— EXTRACTED MATERIAL —
↓
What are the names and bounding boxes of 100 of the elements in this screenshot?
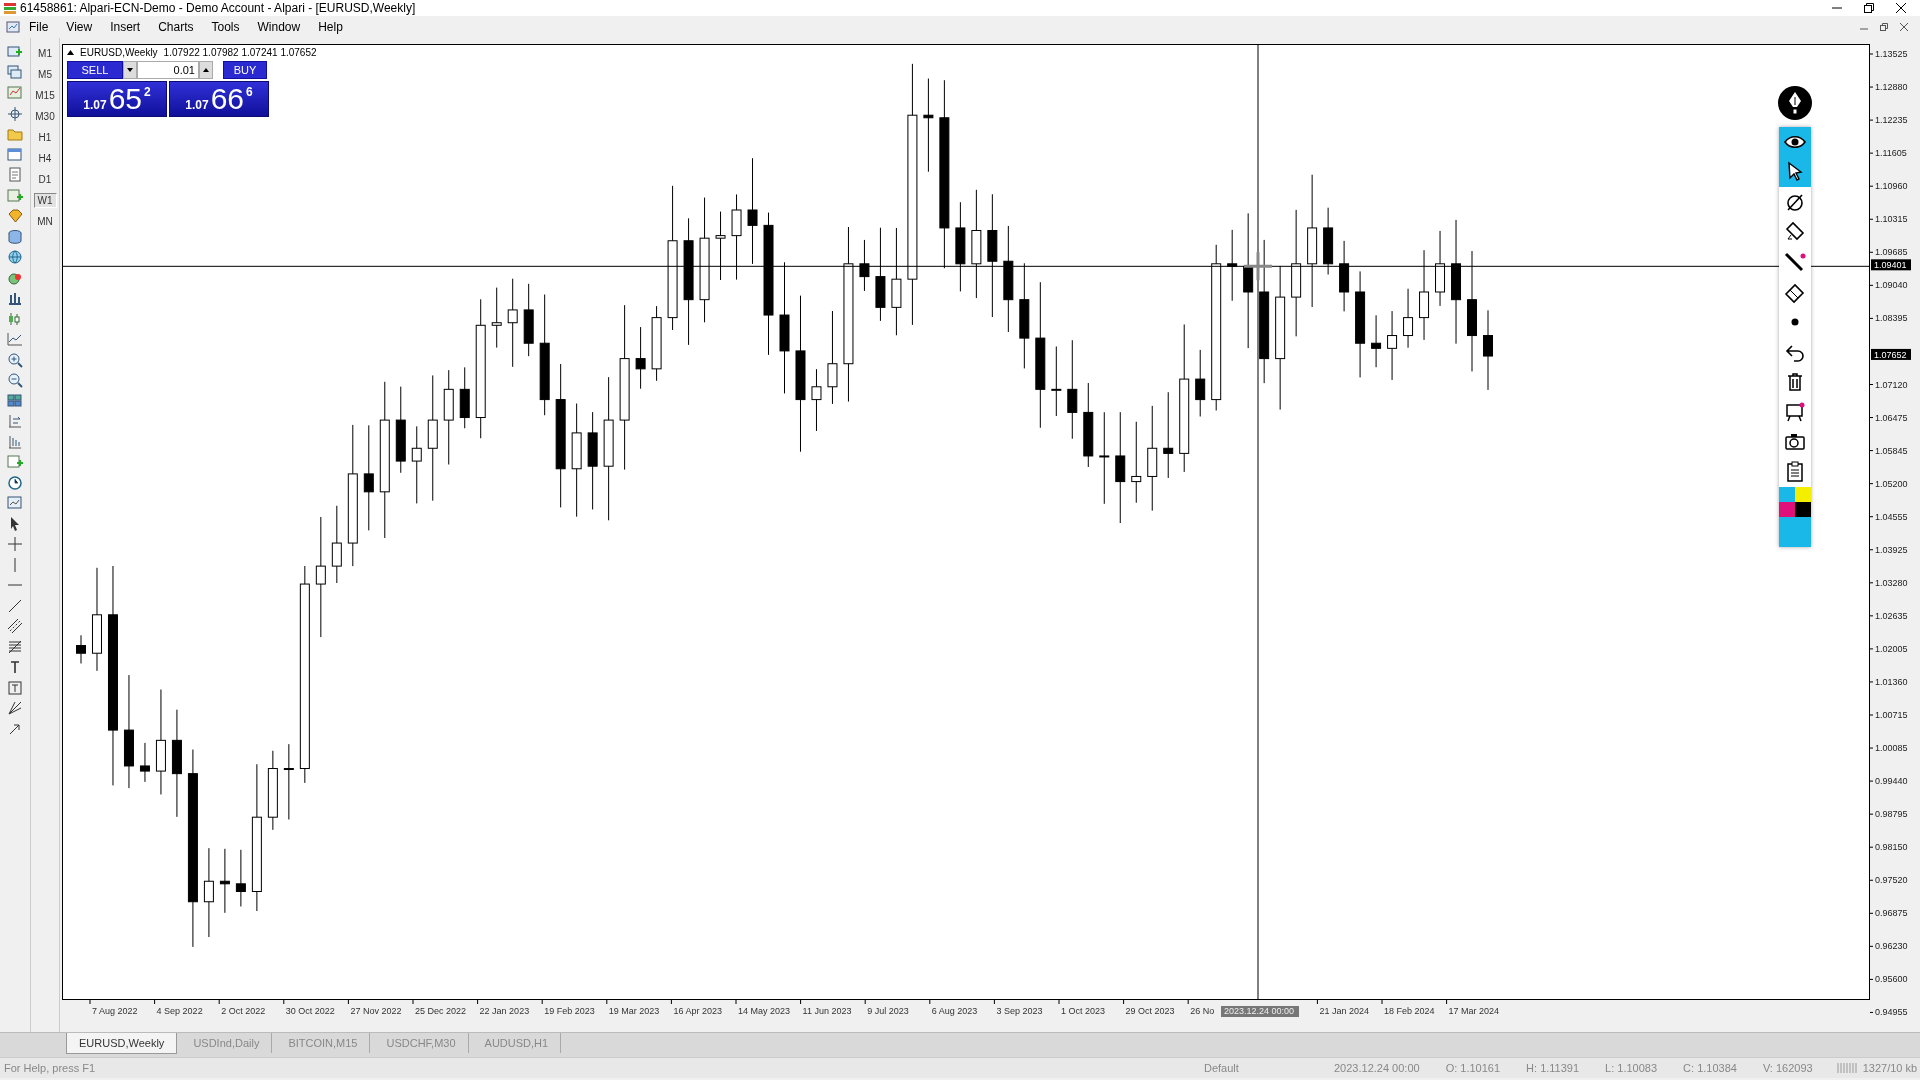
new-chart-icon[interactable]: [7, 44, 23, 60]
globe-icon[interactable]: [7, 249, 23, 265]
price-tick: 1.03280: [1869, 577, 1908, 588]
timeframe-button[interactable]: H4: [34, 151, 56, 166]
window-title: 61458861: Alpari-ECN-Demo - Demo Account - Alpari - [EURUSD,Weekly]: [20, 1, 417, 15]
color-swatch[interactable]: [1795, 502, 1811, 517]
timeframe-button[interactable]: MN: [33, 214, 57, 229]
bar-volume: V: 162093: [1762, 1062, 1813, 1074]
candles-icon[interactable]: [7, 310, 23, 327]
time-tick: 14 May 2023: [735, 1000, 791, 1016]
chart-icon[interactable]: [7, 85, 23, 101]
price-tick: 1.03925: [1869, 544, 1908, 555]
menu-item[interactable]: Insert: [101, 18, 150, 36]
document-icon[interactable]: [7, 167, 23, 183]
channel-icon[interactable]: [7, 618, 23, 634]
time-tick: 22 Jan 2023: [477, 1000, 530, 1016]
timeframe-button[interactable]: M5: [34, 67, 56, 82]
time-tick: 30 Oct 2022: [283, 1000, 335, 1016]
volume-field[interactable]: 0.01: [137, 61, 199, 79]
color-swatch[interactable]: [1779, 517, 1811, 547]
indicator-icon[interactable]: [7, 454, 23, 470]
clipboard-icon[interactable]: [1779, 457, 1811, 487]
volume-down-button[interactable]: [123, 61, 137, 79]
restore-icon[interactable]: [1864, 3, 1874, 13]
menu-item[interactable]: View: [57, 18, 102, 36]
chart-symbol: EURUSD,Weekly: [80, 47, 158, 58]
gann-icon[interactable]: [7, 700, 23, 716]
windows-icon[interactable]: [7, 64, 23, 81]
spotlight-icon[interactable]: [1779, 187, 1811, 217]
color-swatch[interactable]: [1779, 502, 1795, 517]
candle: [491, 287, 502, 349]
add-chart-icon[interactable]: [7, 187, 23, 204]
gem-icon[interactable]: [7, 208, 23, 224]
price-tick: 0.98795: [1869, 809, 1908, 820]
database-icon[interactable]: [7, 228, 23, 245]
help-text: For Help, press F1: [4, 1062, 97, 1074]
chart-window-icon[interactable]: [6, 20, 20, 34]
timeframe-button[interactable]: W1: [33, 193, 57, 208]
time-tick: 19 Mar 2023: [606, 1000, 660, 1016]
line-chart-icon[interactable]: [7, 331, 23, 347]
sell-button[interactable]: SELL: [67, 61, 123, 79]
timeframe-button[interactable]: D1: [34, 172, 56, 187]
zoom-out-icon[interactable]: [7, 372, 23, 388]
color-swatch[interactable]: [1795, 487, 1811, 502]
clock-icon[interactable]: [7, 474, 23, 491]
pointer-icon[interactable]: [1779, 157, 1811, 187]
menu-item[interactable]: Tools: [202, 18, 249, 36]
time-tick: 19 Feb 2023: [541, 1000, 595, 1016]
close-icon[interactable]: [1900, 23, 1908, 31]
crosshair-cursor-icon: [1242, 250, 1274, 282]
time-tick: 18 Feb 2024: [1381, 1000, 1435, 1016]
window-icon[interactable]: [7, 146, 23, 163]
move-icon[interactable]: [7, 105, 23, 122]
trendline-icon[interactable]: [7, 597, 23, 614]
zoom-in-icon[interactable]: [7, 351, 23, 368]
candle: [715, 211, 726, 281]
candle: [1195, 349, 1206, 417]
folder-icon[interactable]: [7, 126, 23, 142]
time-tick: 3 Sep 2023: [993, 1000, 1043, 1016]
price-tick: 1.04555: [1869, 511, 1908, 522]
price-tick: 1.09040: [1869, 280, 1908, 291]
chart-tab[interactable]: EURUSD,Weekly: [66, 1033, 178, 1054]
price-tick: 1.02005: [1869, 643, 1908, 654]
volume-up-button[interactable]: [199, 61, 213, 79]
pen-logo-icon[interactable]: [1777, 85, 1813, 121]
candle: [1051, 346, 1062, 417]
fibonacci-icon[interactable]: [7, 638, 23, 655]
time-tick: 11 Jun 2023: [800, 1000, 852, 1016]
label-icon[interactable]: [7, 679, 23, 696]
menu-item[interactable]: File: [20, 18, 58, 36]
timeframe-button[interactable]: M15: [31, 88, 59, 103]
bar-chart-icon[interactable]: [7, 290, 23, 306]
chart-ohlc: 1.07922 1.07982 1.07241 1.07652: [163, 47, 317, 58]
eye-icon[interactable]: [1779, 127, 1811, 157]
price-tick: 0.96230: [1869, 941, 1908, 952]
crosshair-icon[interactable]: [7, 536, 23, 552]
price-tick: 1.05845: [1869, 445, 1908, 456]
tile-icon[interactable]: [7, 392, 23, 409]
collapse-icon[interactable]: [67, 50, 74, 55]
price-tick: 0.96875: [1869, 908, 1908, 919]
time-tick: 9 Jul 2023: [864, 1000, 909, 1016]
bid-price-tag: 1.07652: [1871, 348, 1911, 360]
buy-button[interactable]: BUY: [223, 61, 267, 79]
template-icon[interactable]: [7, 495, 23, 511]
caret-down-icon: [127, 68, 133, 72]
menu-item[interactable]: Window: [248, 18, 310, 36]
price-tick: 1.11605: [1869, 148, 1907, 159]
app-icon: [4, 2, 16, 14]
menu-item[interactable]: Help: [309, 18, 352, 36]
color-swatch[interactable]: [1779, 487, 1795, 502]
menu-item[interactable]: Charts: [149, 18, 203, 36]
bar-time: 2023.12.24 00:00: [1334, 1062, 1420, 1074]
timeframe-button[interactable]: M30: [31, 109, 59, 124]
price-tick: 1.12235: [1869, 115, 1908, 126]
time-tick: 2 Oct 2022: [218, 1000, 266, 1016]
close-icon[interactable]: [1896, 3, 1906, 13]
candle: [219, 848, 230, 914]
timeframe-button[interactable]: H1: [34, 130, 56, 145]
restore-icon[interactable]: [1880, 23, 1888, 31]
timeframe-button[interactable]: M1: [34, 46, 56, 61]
↑
Reproduce the whole listing above word for word, leaving out the picture.

— FULL ANSWER —
What are the names and bounding boxes of 100 of the elements in this screenshot?
new-chart-icon[interactable]: [7, 44, 23, 60]
globe-icon[interactable]: [7, 249, 23, 265]
price-tick: 1.03280: [1869, 577, 1908, 588]
timeframe-button[interactable]: H4: [34, 151, 56, 166]
window-title: 61458861: Alpari-ECN-Demo - Demo Account - Alpari - [EURUSD,Weekly]: [20, 1, 417, 15]
color-swatch[interactable]: [1795, 502, 1811, 517]
timeframe-button[interactable]: MN: [33, 214, 57, 229]
bar-volume: V: 162093: [1762, 1062, 1813, 1074]
candles-icon[interactable]: [7, 310, 23, 327]
time-tick: 14 May 2023: [735, 1000, 791, 1016]
chart-icon[interactable]: [7, 85, 23, 101]
price-tick: 1.03925: [1869, 544, 1908, 555]
menu-item[interactable]: Insert: [101, 18, 150, 36]
document-icon[interactable]: [7, 167, 23, 183]
channel-icon[interactable]: [7, 618, 23, 634]
time-tick: 22 Jan 2023: [477, 1000, 530, 1016]
timeframe-button[interactable]: M5: [34, 67, 56, 82]
time-tick: 30 Oct 2022: [283, 1000, 335, 1016]
volume-field[interactable]: 0.01: [137, 61, 199, 79]
color-swatch[interactable]: [1779, 517, 1811, 547]
indicator-icon[interactable]: [7, 454, 23, 470]
clipboard-icon[interactable]: [1779, 457, 1811, 487]
volume-down-button[interactable]: [123, 61, 137, 79]
restore-icon[interactable]: [1864, 3, 1874, 13]
menu-item[interactable]: View: [57, 18, 102, 36]
chart-symbol: EURUSD,Weekly: [80, 47, 158, 58]
gann-icon[interactable]: [7, 700, 23, 716]
windows-icon[interactable]: [7, 64, 23, 81]
spotlight-icon[interactable]: [1779, 187, 1811, 217]
color-swatch[interactable]: [1779, 502, 1795, 517]
candle: [491, 287, 502, 349]
add-chart-icon[interactable]: [7, 187, 23, 204]
gem-icon[interactable]: [7, 208, 23, 224]
price-tick: 0.98795: [1869, 809, 1908, 820]
database-icon[interactable]: [7, 228, 23, 245]
help-text: For Help, press F1: [4, 1062, 97, 1074]
chart-window-icon[interactable]: [6, 20, 20, 34]
timeframe-button[interactable]: W1: [33, 193, 57, 208]
time-tick: 19 Mar 2023: [606, 1000, 660, 1016]
line-chart-icon[interactable]: [7, 331, 23, 347]
sell-button[interactable]: SELL: [67, 61, 123, 79]
timeframe-button[interactable]: D1: [34, 172, 56, 187]
zoom-out-icon[interactable]: [7, 372, 23, 388]
color-swatch[interactable]: [1795, 487, 1811, 502]
clock-icon[interactable]: [7, 474, 23, 491]
pointer-icon[interactable]: [1779, 157, 1811, 187]
menu-item[interactable]: Tools: [202, 18, 249, 36]
time-tick: 19 Feb 2023: [541, 1000, 595, 1016]
close-icon[interactable]: [1900, 23, 1908, 31]
crosshair-cursor-icon: [1242, 250, 1274, 282]
time-tick: 18 Feb 2024: [1381, 1000, 1435, 1016]
window-icon[interactable]: [7, 146, 23, 163]
move-icon[interactable]: [7, 105, 23, 122]
trendline-icon[interactable]: [7, 597, 23, 614]
zoom-in-icon[interactable]: [7, 351, 23, 368]
candle: [715, 211, 726, 281]
candle: [1195, 349, 1206, 417]
folder-icon[interactable]: [7, 126, 23, 142]
time-tick: 3 Sep 2023: [993, 1000, 1043, 1016]
price-tick: 1.04555: [1869, 511, 1908, 522]
price-tick: 1.09040: [1869, 280, 1908, 291]
chart-tab[interactable]: EURUSD,Weekly: [66, 1033, 178, 1054]
price-tick: 1.02005: [1869, 643, 1908, 654]
volume-up-button[interactable]: [199, 61, 213, 79]
pen-logo-icon[interactable]: [1777, 85, 1813, 121]
candle: [1051, 346, 1062, 417]
fibonacci-icon[interactable]: [7, 638, 23, 655]
time-tick: 11 Jun 2023: [800, 1000, 852, 1016]
label-icon[interactable]: [7, 679, 23, 696]
menu-item[interactable]: File: [20, 18, 58, 36]
timeframe-button[interactable]: M15: [31, 88, 59, 103]
bar-chart-icon[interactable]: [7, 290, 23, 306]
chart-ohlc: 1.07922 1.07982 1.07241 1.07652: [163, 47, 317, 58]
eye-icon[interactable]: [1779, 127, 1811, 157]
price-tick: 0.96230: [1869, 941, 1908, 952]
crosshair-icon[interactable]: [7, 536, 23, 552]
price-tick: 1.05845: [1869, 445, 1908, 456]
tile-icon[interactable]: [7, 392, 23, 409]
collapse-icon[interactable]: [67, 50, 74, 55]
price-tick: 0.96875: [1869, 908, 1908, 919]
time-tick: 9 Jul 2023: [864, 1000, 909, 1016]
bid-price-tag: 1.07652: [1871, 348, 1911, 360]
buy-button[interactable]: BUY: [223, 61, 267, 79]
template-icon[interactable]: [7, 495, 23, 511]
caret-down-icon: [127, 68, 133, 72]
menu-item[interactable]: Window: [248, 18, 310, 36]
price-tick: 1.11605: [1869, 148, 1907, 159]
app-icon: [4, 2, 16, 14]
menu-item[interactable]: Help: [309, 18, 352, 36]
color-swatch[interactable]: [1779, 487, 1795, 502]
menu-item[interactable]: Charts: [149, 18, 203, 36]
bar-time: 2023.12.24 00:00: [1334, 1062, 1420, 1074]
timeframe-button[interactable]: M30: [31, 109, 59, 124]
price-tick: 1.12235: [1869, 115, 1908, 126]
time-tick: 2 Oct 2022: [218, 1000, 266, 1016]
close-icon[interactable]: [1896, 3, 1906, 13]
candle: [219, 848, 230, 914]
timeframe-button[interactable]: H1: [34, 130, 56, 145]
restore-icon[interactable]: [1880, 23, 1888, 31]
timeframe-button[interactable]: M1: [34, 46, 56, 61]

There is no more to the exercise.